Written instruction | Verbatim output of all the material below is required.

● ● ● ● ● ● ●

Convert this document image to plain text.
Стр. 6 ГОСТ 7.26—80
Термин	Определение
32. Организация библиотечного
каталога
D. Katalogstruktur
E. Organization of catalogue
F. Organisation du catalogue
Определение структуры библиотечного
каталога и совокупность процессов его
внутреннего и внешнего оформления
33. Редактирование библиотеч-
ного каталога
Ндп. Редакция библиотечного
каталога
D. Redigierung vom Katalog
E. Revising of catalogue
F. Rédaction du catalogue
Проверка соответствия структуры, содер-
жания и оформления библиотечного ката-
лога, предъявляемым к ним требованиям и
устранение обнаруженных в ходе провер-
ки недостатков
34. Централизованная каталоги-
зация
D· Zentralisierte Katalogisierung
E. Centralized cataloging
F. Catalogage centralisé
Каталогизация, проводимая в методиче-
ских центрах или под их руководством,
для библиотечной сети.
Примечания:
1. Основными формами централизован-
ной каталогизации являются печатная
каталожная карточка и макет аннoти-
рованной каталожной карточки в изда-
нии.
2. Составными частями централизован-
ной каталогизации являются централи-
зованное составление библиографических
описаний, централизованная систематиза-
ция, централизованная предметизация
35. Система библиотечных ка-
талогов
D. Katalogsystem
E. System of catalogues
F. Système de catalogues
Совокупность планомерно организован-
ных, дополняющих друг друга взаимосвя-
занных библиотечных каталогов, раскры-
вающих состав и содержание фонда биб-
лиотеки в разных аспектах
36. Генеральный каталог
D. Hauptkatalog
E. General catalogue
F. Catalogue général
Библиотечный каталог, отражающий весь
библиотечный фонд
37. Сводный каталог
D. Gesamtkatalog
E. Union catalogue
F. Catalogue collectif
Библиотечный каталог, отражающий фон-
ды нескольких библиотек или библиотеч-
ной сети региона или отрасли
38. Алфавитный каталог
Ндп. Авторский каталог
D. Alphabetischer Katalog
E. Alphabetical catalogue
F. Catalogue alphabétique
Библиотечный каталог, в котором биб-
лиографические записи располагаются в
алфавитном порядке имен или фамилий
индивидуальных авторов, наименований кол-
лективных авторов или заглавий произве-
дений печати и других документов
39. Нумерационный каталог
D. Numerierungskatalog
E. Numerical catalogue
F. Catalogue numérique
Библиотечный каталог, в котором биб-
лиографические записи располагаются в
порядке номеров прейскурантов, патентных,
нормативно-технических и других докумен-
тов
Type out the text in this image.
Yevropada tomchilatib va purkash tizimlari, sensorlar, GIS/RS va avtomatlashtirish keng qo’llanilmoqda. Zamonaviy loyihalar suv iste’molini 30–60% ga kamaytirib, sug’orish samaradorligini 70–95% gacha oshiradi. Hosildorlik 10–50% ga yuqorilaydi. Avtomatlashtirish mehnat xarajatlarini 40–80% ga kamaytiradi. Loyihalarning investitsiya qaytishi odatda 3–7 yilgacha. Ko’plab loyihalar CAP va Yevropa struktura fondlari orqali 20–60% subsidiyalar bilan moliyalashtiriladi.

● ● ● ● ● ● ●

Finished answer |
Convert this document image to plain text.
Стр. 6 ГОСТ 7.26—80
Термин	Определение
32. Организация библиотечного
каталога
D. Katalogstruktur
E. Organization of catalogue
F. Organisation du catalogue
Определение структуры библиотечного
каталога и совокупность процессов его
внутреннего и внешнего оформления
33. Редактирование библиотеч-
ного каталога
Ндп. Редакция библиотечного
каталога
D. Redigierung vom Katalog
E. Revising of catalogue
F. Rédaction du catalogue
Проверка соответствия структуры, содер-
жания и оформления библиотечного ката-
лога, предъявляемым к ним требованиям и
устранение обнаруженных в ходе провер-
ки недостатков
34. Централизованная каталоги-
зация
D· Zentralisierte Katalogisierung
E. Centralized cataloging
F. Catalogage centralisé
Каталогизация, проводимая в методиче-
ских центрах или под их руководством,
для библиотечной сети.
Примечания:
1. Основными формами централизован-
ной каталогизации являются печатная
каталожная карточка и макет аннoти-
рованной каталожной карточки в изда-
нии.
2. Составными частями централизован-
ной каталогизации являются централи-
зованное составление библиографических
описаний, централизованная систематиза-
ция, централизованная предметизация
35. Система библиотечных ка-
талогов
D. Katalogsystem
E. System of catalogues
F. Système de catalogues
Совокупность планомерно организован-
ных, дополняющих друг друга взаимосвя-
занных библиотечных каталогов, раскры-
вающих состав и содержание фонда биб-
лиотеки в разных аспектах
36. Генеральный каталог
D. Hauptkatalog
E. General catalogue
F. Catalogue général
Библиотечный каталог, отражающий весь
библиотечный фонд
37. Сводный каталог
D. Gesamtkatalog
E. Union catalogue
F. Catalogue collectif
Библиотечный каталог, отражающий фон-
ды нескольких библиотек или библиотеч-
ной сети региона или отрасли
38. Алфавитный каталог
Ндп. Авторский каталог
D. Alphabetischer Katalog
E. Alphabetical catalogue
F. Catalogue alphabétique
Библиотечный каталог, в котором биб-
лиографические записи располагаются в
алфавитном порядке имен или фамилий
индивидуальных авторов, наименований кол-
лективных авторов или заглавий произве-
дений печати и других документов
39. Нумерационный каталог
D. Numerierungskatalog
E. Numerical catalogue
F. Catalogue numérique
Библиотечный каталог, в котором биб-
лиографические записи располагаются в
порядке номеров прейскурантов, патентных,
нормативно-технических и других докумен-
тов
Type out the text in this image.
Yevropada tomchilatib va purkash tizimlari, sensorlar, GIS/RS va avtomatlashtirish keng qo’llanilmoqda. Zamonaviy loyihalar suv iste’molini 30–60% ga kamaytirib, sug’orish samaradorligini 70–95% gacha oshiradi. Hosildorlik 10–50% ga yuqorilaydi. Avtomatlashtirish mehnat xarajatlarini 40–80% ga kamaytiradi. Loyihalarning investitsiya qaytishi odatda 3–7 yilgacha. Ko’plab loyihalar CAP va Yevropa struktura fondlari orqali 20–60% subsidiyalar bilan moliyalashtiriladi.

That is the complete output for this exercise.